Problem => Quote word for word the lines starting at the line with "Transcribe this image's" and ending at the final line of the entries. Leave out any pictures.

Excerpted data =>

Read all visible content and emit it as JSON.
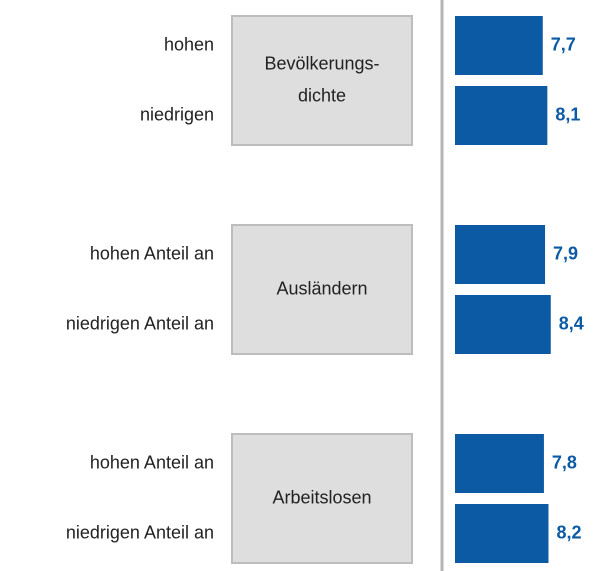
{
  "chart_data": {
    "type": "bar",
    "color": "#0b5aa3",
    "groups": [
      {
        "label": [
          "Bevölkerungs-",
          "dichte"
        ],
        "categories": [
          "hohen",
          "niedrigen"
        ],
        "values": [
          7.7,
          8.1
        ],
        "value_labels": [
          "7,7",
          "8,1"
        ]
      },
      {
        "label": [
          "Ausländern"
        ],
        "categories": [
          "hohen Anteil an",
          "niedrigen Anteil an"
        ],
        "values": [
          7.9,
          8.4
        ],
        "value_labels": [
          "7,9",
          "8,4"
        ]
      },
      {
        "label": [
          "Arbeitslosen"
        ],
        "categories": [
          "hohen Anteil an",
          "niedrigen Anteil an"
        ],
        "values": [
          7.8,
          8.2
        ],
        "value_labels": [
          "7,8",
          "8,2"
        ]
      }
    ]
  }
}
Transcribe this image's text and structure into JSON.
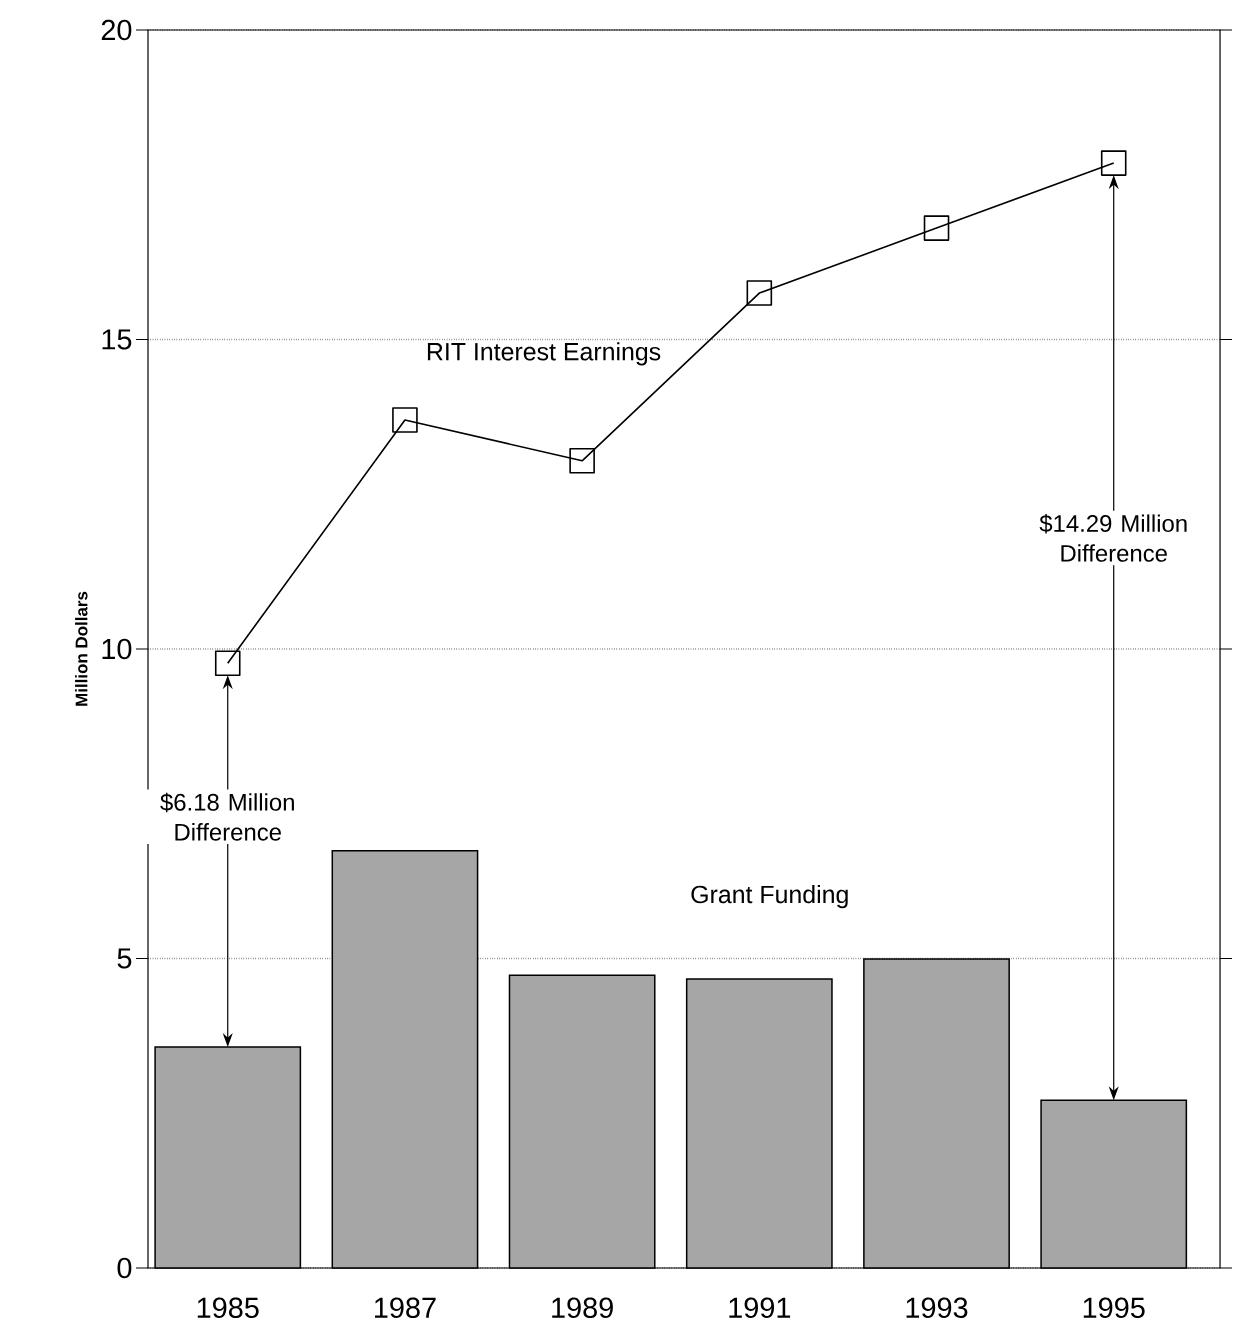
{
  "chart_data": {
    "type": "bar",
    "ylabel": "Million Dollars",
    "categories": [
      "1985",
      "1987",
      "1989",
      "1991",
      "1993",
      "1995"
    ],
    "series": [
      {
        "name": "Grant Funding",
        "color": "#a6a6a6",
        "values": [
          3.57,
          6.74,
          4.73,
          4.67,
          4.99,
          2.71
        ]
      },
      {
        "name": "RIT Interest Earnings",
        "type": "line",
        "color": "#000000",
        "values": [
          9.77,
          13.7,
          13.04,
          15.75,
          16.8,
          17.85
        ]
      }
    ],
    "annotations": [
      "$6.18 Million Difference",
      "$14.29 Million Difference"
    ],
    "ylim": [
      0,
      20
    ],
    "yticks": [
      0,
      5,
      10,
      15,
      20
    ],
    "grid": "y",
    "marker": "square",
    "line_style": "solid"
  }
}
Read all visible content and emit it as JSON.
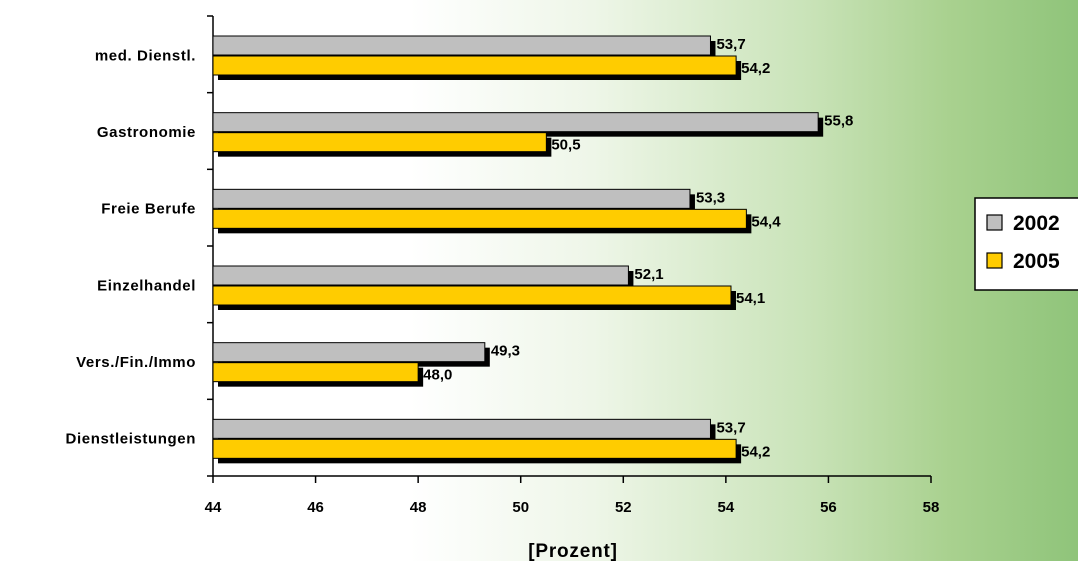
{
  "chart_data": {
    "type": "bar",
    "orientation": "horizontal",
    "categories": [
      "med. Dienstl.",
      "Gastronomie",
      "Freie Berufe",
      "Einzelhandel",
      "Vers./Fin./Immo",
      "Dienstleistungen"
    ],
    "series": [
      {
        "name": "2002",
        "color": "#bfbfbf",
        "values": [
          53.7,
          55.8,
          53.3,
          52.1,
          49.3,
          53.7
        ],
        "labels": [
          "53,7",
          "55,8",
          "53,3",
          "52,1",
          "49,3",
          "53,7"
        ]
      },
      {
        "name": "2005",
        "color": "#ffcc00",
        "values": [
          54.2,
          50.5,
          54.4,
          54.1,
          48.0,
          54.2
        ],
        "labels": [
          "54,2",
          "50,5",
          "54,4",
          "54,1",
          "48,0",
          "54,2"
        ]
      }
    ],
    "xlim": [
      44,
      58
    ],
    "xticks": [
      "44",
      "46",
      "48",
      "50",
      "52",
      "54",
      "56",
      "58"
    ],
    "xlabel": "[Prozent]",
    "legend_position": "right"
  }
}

Exercise response =>
Transcribe this image's text and structure into JSON.
{
  "chart_data": {
    "type": "bar",
    "ylabel": "Million Dollars",
    "categories": [
      "1985",
      "1987",
      "1989",
      "1991",
      "1993",
      "1995"
    ],
    "series": [
      {
        "name": "Grant Funding",
        "color": "#a6a6a6",
        "values": [
          3.57,
          6.74,
          4.73,
          4.67,
          4.99,
          2.71
        ]
      },
      {
        "name": "RIT Interest Earnings",
        "type": "line",
        "color": "#000000",
        "values": [
          9.77,
          13.7,
          13.04,
          15.75,
          16.8,
          17.85
        ]
      }
    ],
    "annotations": [
      "$6.18 Million Difference",
      "$14.29 Million Difference"
    ],
    "ylim": [
      0,
      20
    ],
    "yticks": [
      0,
      5,
      10,
      15,
      20
    ],
    "grid": "y",
    "marker": "square",
    "line_style": "solid"
  }
}
Read all visible content and emit it as JSON.
{
  "chart_data": {
    "type": "bar",
    "orientation": "horizontal",
    "categories": [
      "med. Dienstl.",
      "Gastronomie",
      "Freie Berufe",
      "Einzelhandel",
      "Vers./Fin./Immo",
      "Dienstleistungen"
    ],
    "series": [
      {
        "name": "2002",
        "color": "#bfbfbf",
        "values": [
          53.7,
          55.8,
          53.3,
          52.1,
          49.3,
          53.7
        ],
        "labels": [
          "53,7",
          "55,8",
          "53,3",
          "52,1",
          "49,3",
          "53,7"
        ]
      },
      {
        "name": "2005",
        "color": "#ffcc00",
        "values": [
          54.2,
          50.5,
          54.4,
          54.1,
          48.0,
          54.2
        ],
        "labels": [
          "54,2",
          "50,5",
          "54,4",
          "54,1",
          "48,0",
          "54,2"
        ]
      }
    ],
    "xlim": [
      44,
      58
    ],
    "xticks": [
      "44",
      "46",
      "48",
      "50",
      "52",
      "54",
      "56",
      "58"
    ],
    "xlabel": "[Prozent]",
    "legend_position": "right"
  }
}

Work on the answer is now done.